--- START ---
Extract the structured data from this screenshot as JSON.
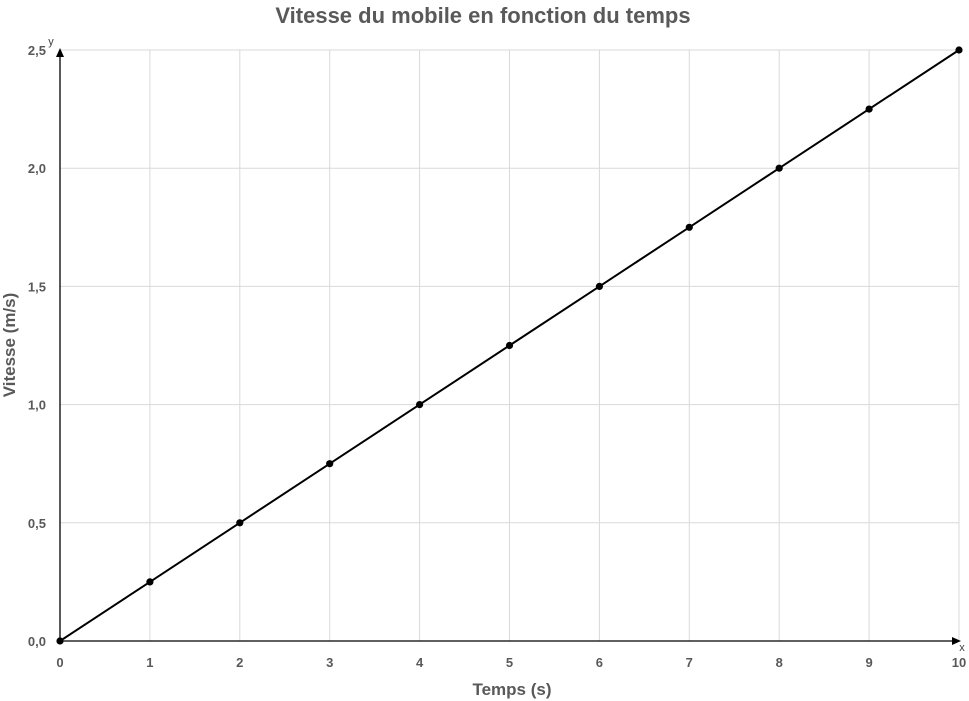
{
  "chart_data": {
    "type": "line",
    "title": "Vitesse du mobile en fonction du temps",
    "xlabel": "Temps (s)",
    "ylabel": "Vitesse (m/s)",
    "x_axis_letter": "x",
    "y_axis_letter": "y",
    "xlim": [
      0,
      10
    ],
    "ylim": [
      0,
      2.5
    ],
    "x_ticks": [
      0,
      1,
      2,
      3,
      4,
      5,
      6,
      7,
      8,
      9,
      10
    ],
    "x_tick_labels": [
      "0",
      "1",
      "2",
      "3",
      "4",
      "5",
      "6",
      "7",
      "8",
      "9",
      "10"
    ],
    "y_ticks": [
      0,
      0.5,
      1.0,
      1.5,
      2.0,
      2.5
    ],
    "y_tick_labels": [
      "0,0",
      "0,5",
      "1,0",
      "1,5",
      "2,0",
      "2,5"
    ],
    "grid": true,
    "legend": "none",
    "series": [
      {
        "x": [
          0,
          1,
          2,
          3,
          4,
          5,
          6,
          7,
          8,
          9,
          10
        ],
        "y": [
          0,
          0.25,
          0.5,
          0.75,
          1.0,
          1.25,
          1.5,
          1.75,
          2.0,
          2.25,
          2.5
        ],
        "color": "#000000",
        "markers": true
      }
    ]
  }
}
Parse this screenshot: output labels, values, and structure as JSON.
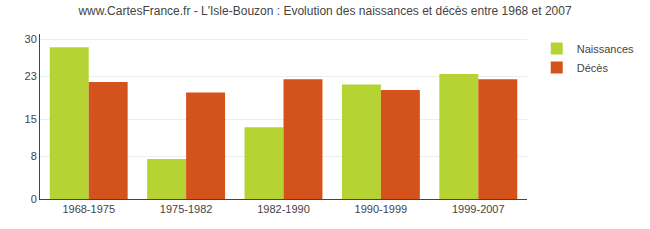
{
  "chart_data": {
    "type": "bar",
    "title": "www.CartesFrance.fr - L'Isle-Bouzon : Evolution des naissances et décès entre 1968 et 2007",
    "categories": [
      "1968-1975",
      "1975-1982",
      "1982-1990",
      "1990-1999",
      "1999-2007"
    ],
    "series": [
      {
        "name": "Naissances",
        "color": "#b5d433",
        "values": [
          28.5,
          7.5,
          13.5,
          21.5,
          23.5
        ]
      },
      {
        "name": "Décès",
        "color": "#d4531c",
        "values": [
          22.0,
          20.0,
          22.5,
          20.5,
          22.5
        ]
      }
    ],
    "ylim": [
      0,
      31
    ],
    "yticks": [
      0,
      8,
      15,
      23,
      30
    ],
    "grid": true,
    "legend": "upper right"
  }
}
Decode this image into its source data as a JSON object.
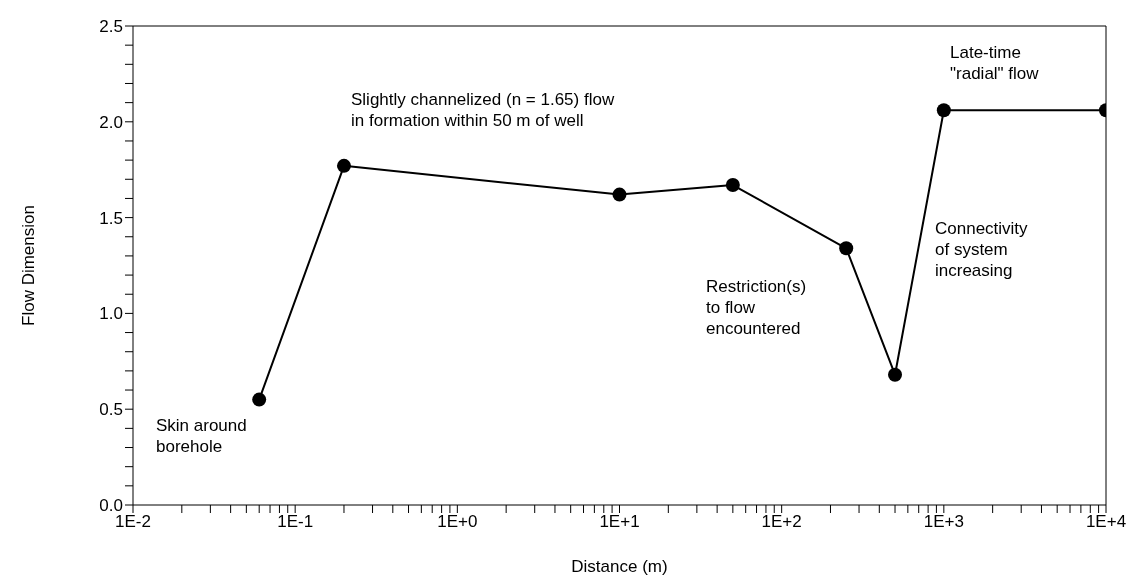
{
  "chart_data": {
    "type": "line",
    "xlabel": "Distance (m)",
    "ylabel": "Flow Dimension",
    "log": "x",
    "marker": "circle",
    "line_style": "solid",
    "grid": false,
    "legend": false,
    "x": [
      0.06,
      0.2,
      10,
      50,
      250,
      500,
      1000,
      10000
    ],
    "series": [
      {
        "color": "#000000",
        "values": [
          0.55,
          1.77,
          1.62,
          1.67,
          1.34,
          0.68,
          2.06,
          2.06
        ]
      }
    ],
    "xlim": [
      0.01,
      10000
    ],
    "ylim": [
      0,
      2.5
    ],
    "xticks": [
      {
        "value": 0.01,
        "label": "1E-2"
      },
      {
        "value": 0.02,
        "label": null
      },
      {
        "value": 0.03,
        "label": null
      },
      {
        "value": 0.04,
        "label": null
      },
      {
        "value": 0.05,
        "label": null
      },
      {
        "value": 0.06,
        "label": null
      },
      {
        "value": 0.07,
        "label": null
      },
      {
        "value": 0.08,
        "label": null
      },
      {
        "value": 0.09,
        "label": null
      },
      {
        "value": 0.1,
        "label": "1E-1"
      },
      {
        "value": 0.2,
        "label": null
      },
      {
        "value": 0.3,
        "label": null
      },
      {
        "value": 0.4,
        "label": null
      },
      {
        "value": 0.5,
        "label": null
      },
      {
        "value": 0.6,
        "label": null
      },
      {
        "value": 0.7,
        "label": null
      },
      {
        "value": 0.8,
        "label": null
      },
      {
        "value": 0.9,
        "label": null
      },
      {
        "value": 1,
        "label": "1E+0"
      },
      {
        "value": 2,
        "label": null
      },
      {
        "value": 3,
        "label": null
      },
      {
        "value": 4,
        "label": null
      },
      {
        "value": 5,
        "label": null
      },
      {
        "value": 6,
        "label": null
      },
      {
        "value": 7,
        "label": null
      },
      {
        "value": 8,
        "label": null
      },
      {
        "value": 9,
        "label": null
      },
      {
        "value": 10,
        "label": "1E+1"
      },
      {
        "value": 20,
        "label": null
      },
      {
        "value": 30,
        "label": null
      },
      {
        "value": 40,
        "label": null
      },
      {
        "value": 50,
        "label": null
      },
      {
        "value": 60,
        "label": null
      },
      {
        "value": 70,
        "label": null
      },
      {
        "value": 80,
        "label": null
      },
      {
        "value": 90,
        "label": null
      },
      {
        "value": 100,
        "label": "1E+2"
      },
      {
        "value": 200,
        "label": null
      },
      {
        "value": 300,
        "label": null
      },
      {
        "value": 400,
        "label": null
      },
      {
        "value": 500,
        "label": null
      },
      {
        "value": 600,
        "label": null
      },
      {
        "value": 700,
        "label": null
      },
      {
        "value": 800,
        "label": null
      },
      {
        "value": 900,
        "label": null
      },
      {
        "value": 1000,
        "label": "1E+3"
      },
      {
        "value": 2000,
        "label": null
      },
      {
        "value": 3000,
        "label": null
      },
      {
        "value": 4000,
        "label": null
      },
      {
        "value": 5000,
        "label": null
      },
      {
        "value": 6000,
        "label": null
      },
      {
        "value": 7000,
        "label": null
      },
      {
        "value": 8000,
        "label": null
      },
      {
        "value": 9000,
        "label": null
      },
      {
        "value": 10000,
        "label": "1E+4"
      }
    ],
    "yticks": [
      {
        "value": 0,
        "label": "0.0"
      },
      {
        "value": 0.1,
        "label": null
      },
      {
        "value": 0.2,
        "label": null
      },
      {
        "value": 0.3,
        "label": null
      },
      {
        "value": 0.4,
        "label": null
      },
      {
        "value": 0.5,
        "label": "0.5"
      },
      {
        "value": 0.6,
        "label": null
      },
      {
        "value": 0.7,
        "label": null
      },
      {
        "value": 0.8,
        "label": null
      },
      {
        "value": 0.9,
        "label": null
      },
      {
        "value": 1,
        "label": "1.0"
      },
      {
        "value": 1.1,
        "label": null
      },
      {
        "value": 1.2,
        "label": null
      },
      {
        "value": 1.3,
        "label": null
      },
      {
        "value": 1.4,
        "label": null
      },
      {
        "value": 1.5,
        "label": "1.5"
      },
      {
        "value": 1.6,
        "label": null
      },
      {
        "value": 1.7,
        "label": null
      },
      {
        "value": 1.8,
        "label": null
      },
      {
        "value": 1.9,
        "label": null
      },
      {
        "value": 2,
        "label": "2.0"
      },
      {
        "value": 2.1,
        "label": null
      },
      {
        "value": 2.2,
        "label": null
      },
      {
        "value": 2.3,
        "label": null
      },
      {
        "value": 2.4,
        "label": null
      },
      {
        "value": 2.5,
        "label": "2.5"
      }
    ],
    "annotations": [
      "Skin around\nborehole",
      "Slightly channelized (n = 1.65) flow\nin formation within 50 m of well",
      "Restriction(s)\nto flow\nencountered",
      "Connectivity\nof system\nincreasing",
      "Late-time\n\"radial\" flow"
    ]
  }
}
--- END ---
Given exercise | In the records above, locate every line with the string "JSON" and copy it.

Correct answer |
Extract the structured data from this screenshot as JSON.
Parse this screenshot: output labels, values, and structure as JSON.
Decode this image into its source data as a JSON object.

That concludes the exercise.